[Saved entries]
— START —
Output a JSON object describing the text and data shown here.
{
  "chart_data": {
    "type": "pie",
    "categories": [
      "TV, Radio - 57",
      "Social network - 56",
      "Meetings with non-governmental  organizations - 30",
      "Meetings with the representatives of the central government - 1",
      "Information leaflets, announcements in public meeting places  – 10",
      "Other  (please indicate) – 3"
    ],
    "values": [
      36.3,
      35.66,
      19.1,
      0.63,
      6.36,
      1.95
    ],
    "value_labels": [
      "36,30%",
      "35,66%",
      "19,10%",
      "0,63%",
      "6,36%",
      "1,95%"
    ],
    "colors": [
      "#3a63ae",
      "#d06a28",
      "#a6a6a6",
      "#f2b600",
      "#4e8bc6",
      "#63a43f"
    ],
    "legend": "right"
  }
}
— END —
#### Goal:
From the data above, extract every line in its exact form.

#### Solution to this problem:
Output a JSON object describing the text and data shown here.
{
  "chart_data": {
    "type": "pie",
    "categories": [
      "TV, Radio - 57",
      "Social network - 56",
      "Meetings with non-governmental  organizations - 30",
      "Meetings with the representatives of the central government - 1",
      "Information leaflets, announcements in public meeting places  – 10",
      "Other  (please indicate) – 3"
    ],
    "values": [
      36.3,
      35.66,
      19.1,
      0.63,
      6.36,
      1.95
    ],
    "value_labels": [
      "36,30%",
      "35,66%",
      "19,10%",
      "0,63%",
      "6,36%",
      "1,95%"
    ],
    "colors": [
      "#3a63ae",
      "#d06a28",
      "#a6a6a6",
      "#f2b600",
      "#4e8bc6",
      "#63a43f"
    ],
    "legend": "right"
  }
}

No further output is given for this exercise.